### Input data
----

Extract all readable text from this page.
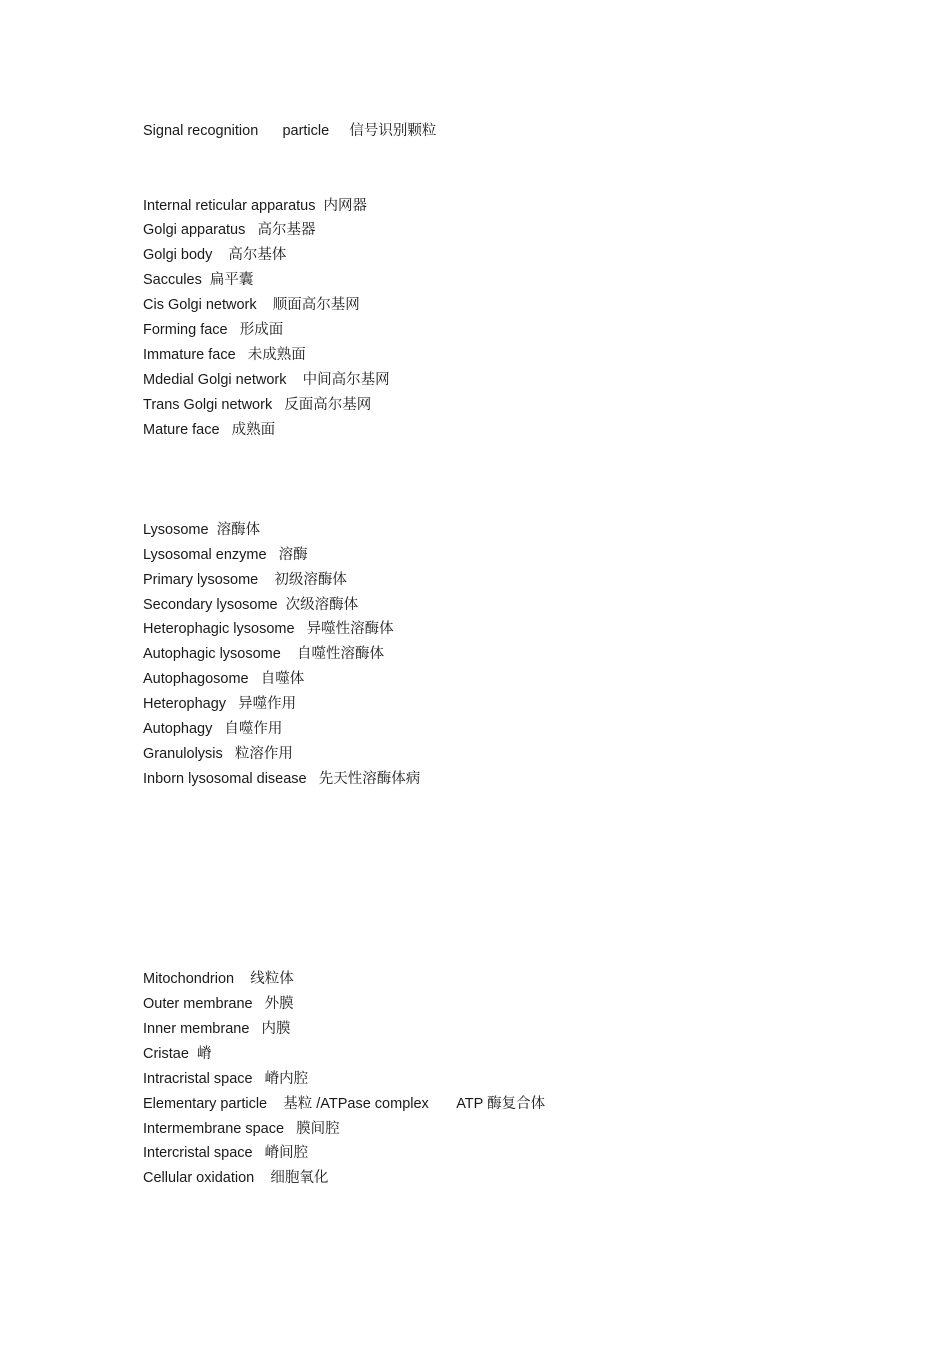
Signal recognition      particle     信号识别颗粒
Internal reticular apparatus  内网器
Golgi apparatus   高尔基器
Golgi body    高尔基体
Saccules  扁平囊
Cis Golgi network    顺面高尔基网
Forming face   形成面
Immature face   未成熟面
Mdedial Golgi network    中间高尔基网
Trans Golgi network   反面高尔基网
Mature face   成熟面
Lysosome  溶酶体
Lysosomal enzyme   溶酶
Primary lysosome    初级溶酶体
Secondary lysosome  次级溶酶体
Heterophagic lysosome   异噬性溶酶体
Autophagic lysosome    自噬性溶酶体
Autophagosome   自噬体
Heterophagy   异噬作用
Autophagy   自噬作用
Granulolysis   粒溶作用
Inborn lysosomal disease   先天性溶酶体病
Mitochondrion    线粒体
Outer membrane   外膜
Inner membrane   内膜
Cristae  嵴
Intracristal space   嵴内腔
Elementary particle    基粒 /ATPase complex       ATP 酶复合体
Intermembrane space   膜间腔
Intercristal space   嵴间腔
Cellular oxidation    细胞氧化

----

### Problem to work on
Whenever a line in the listing above includes the word "Golgi", return that line.

### Solution for this task
Golgi apparatus   高尔基器
Golgi body    高尔基体
Cis Golgi network    顺面高尔基网
Mdedial Golgi network    中间高尔基网
Trans Golgi network   反面高尔基网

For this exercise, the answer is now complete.